Reproduce each line that includes the word "JSON".
»»
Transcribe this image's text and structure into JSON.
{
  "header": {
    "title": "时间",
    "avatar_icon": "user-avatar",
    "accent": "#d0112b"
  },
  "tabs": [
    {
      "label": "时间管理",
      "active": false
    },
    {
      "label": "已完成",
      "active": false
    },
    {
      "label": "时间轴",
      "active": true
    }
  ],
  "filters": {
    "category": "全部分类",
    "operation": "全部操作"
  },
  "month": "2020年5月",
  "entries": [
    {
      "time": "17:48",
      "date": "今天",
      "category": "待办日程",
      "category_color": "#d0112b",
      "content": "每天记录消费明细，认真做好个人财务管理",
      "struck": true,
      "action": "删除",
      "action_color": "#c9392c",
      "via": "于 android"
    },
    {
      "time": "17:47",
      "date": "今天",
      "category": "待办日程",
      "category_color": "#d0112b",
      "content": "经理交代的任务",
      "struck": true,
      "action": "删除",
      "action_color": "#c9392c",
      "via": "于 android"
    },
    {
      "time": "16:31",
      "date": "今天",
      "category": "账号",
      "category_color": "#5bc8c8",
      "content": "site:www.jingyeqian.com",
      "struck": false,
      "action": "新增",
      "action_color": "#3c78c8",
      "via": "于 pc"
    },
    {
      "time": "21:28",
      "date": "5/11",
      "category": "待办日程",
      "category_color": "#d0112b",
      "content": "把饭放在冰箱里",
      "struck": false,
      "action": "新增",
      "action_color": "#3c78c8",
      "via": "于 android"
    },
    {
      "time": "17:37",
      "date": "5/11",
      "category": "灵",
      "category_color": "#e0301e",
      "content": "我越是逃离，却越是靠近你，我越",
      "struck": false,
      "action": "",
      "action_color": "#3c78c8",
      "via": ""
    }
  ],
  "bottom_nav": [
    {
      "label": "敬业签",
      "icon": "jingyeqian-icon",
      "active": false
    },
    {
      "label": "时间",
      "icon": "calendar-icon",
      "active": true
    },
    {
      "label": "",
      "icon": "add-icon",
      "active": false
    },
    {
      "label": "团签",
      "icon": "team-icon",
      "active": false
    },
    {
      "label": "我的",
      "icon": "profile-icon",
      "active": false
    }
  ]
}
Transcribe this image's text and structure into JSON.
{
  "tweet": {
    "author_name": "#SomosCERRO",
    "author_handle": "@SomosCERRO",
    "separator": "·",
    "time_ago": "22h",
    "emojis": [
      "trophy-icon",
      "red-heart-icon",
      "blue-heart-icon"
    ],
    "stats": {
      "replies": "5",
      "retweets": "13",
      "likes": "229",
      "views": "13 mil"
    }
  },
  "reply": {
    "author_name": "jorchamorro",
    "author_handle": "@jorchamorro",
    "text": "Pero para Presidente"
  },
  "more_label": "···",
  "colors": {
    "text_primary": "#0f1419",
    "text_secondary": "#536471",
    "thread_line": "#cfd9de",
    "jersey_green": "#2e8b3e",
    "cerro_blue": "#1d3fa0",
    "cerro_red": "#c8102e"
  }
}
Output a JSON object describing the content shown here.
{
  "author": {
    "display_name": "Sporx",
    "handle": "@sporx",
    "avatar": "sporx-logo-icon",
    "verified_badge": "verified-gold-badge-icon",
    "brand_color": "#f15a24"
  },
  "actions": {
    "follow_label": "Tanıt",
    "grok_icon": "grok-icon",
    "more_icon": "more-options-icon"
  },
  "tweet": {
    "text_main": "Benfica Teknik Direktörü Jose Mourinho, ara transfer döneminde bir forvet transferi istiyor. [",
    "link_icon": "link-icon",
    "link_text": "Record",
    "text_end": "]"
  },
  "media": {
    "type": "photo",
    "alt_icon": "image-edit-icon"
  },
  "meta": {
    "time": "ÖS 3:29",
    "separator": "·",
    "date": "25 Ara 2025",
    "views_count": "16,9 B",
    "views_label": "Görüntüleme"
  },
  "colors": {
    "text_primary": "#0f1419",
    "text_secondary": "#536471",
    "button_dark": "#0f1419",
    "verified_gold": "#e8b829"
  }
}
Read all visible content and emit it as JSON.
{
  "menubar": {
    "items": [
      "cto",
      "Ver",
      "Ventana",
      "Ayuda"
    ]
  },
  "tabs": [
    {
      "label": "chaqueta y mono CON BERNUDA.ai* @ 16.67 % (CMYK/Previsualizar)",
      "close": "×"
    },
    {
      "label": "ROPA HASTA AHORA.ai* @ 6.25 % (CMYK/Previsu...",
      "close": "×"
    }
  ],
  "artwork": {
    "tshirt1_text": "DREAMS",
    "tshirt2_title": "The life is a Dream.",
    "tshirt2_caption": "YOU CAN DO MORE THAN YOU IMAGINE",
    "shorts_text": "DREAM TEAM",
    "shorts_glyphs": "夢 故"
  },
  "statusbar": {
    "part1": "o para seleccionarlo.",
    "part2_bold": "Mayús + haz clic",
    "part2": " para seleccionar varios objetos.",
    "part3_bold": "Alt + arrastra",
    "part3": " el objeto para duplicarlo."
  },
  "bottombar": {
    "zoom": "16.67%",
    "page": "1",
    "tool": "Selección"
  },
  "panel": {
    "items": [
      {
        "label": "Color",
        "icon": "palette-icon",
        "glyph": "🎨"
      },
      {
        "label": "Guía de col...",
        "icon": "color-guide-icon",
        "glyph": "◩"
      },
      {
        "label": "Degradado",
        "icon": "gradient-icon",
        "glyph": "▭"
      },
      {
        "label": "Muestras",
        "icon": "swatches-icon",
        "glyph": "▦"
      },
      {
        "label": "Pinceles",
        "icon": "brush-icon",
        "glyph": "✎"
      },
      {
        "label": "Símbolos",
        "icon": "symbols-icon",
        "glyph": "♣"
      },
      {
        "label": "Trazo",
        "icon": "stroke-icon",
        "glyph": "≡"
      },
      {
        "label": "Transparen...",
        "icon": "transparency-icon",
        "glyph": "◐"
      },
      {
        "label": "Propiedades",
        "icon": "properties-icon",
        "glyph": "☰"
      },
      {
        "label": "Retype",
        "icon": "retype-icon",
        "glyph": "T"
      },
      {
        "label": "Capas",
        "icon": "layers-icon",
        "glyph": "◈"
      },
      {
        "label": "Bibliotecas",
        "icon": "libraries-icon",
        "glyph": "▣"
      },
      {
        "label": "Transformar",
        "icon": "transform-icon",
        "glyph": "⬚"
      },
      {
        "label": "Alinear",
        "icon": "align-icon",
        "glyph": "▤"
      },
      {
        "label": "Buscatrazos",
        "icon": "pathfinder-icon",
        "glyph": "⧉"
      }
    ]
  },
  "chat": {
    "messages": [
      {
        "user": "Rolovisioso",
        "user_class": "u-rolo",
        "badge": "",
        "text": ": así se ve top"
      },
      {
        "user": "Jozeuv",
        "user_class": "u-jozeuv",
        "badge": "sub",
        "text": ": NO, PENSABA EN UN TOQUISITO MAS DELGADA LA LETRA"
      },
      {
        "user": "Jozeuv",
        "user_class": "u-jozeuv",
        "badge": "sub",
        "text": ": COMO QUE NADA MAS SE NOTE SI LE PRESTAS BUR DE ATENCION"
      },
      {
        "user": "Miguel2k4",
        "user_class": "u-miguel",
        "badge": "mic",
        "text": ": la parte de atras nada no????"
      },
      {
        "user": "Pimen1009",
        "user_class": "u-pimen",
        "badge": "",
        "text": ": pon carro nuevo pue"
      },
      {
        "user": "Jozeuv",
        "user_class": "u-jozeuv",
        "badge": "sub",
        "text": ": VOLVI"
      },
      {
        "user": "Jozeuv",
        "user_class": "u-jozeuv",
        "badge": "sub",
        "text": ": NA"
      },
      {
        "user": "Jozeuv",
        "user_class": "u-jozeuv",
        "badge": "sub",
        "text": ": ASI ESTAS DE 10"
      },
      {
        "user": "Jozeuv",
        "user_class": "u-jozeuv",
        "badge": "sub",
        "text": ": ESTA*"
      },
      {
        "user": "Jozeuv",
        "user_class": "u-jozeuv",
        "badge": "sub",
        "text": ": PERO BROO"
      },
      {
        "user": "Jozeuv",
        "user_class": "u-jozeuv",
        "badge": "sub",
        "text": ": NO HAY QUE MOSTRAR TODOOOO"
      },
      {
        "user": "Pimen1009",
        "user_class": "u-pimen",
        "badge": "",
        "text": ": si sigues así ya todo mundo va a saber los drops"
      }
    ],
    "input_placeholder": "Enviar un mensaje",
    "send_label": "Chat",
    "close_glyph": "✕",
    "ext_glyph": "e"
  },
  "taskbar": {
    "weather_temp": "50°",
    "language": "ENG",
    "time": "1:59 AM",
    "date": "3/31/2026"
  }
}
««
Response below:
Transcribe this image's text and structure into JSON.
Transcribe this image's text and structure into JSON.
Output a JSON object describing the content shown here.
Read all visible content and emit it as JSON.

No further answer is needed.